> **PROBLEM DESCRIPTION**
Transcribe the records below exactly as they appear, omitting any pictures.

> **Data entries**
◆ ◆ ◆

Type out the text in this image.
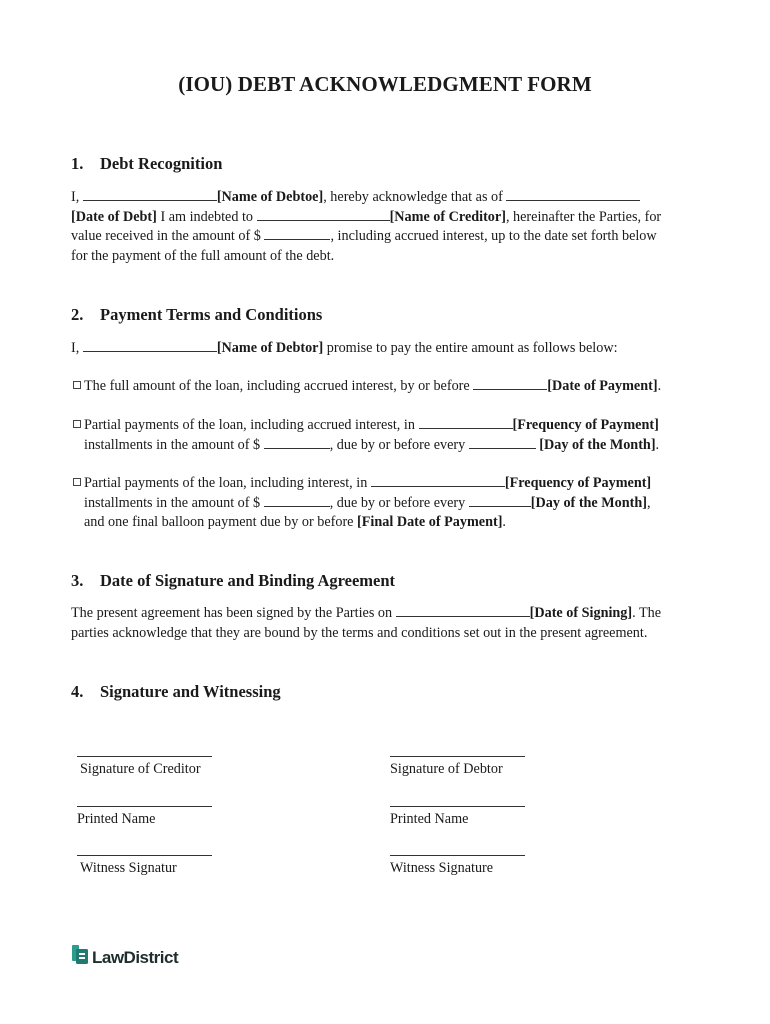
(IOU) DEBT ACKNOWLEDGMENT FORM
1. Debt Recognition
I,	[Name of Debtoe], hereby acknowledge that as of
[Date of Debt] I am indebted to	[Name of Creditor], hereinafter the Parties, for
value received in the amount of $	, including accrued interest, up to the date set forth below
for the payment of the full amount of the debt.
2. Payment Terms and Conditions
I,	[Name of Debtor] promise to pay the entire amount as follows below:
The full amount of the loan, including accrued interest, by or before	[Date of Payment].
Partial payments of the loan, including accrued interest, in	[Frequency of Payment]
installments in the amount of $	, due by or before every	[Day of the Month].
Partial payments of the loan, including interest, in	[Frequency of Payment]
installments in the amount of $	, due by or before every	[Day of the Month],
and one final balloon payment due by or before [Final Date of Payment].
3. Date of Signature and Binding Agreement
The present agreement has been signed by the Parties on	[Date of Signing]. The
parties acknowledge that they are bound by the terms and conditions set out in the present agreement.
4. Signature and Witnessing
Signature of Creditor	Signature of Debtor
Printed Name	Printed Name
Witness Signatur	Witness Signature
LawDistrict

◆ ◆ ◆

> **RESULT FOR THIS EXERCISE**
Type out the text in this image.
(IOU) DEBT ACKNOWLEDGMENT FORM
1. Debt Recognition
I,	[Name of Debtoe], hereby acknowledge that as of
[Date of Debt] I am indebted to	[Name of Creditor], hereinafter the Parties, for
value received in the amount of $	, including accrued interest, up to the date set forth below
for the payment of the full amount of the debt.
2. Payment Terms and Conditions
I,	[Name of Debtor] promise to pay the entire amount as follows below:
The full amount of the loan, including accrued interest, by or before	[Date of Payment].
Partial payments of the loan, including accrued interest, in	[Frequency of Payment]
installments in the amount of $	, due by or before every	[Day of the Month].
Partial payments of the loan, including interest, in	[Frequency of Payment]
installments in the amount of $	, due by or before every	[Day of the Month],
and one final balloon payment due by or before [Final Date of Payment].
3. Date of Signature and Binding Agreement
The present agreement has been signed by the Parties on	[Date of Signing]. The
parties acknowledge that they are bound by the terms and conditions set out in the present agreement.
4. Signature and Witnessing
Signature of Creditor	Signature of Debtor
Printed Name	Printed Name
Witness Signatur	Witness Signature
LawDistrict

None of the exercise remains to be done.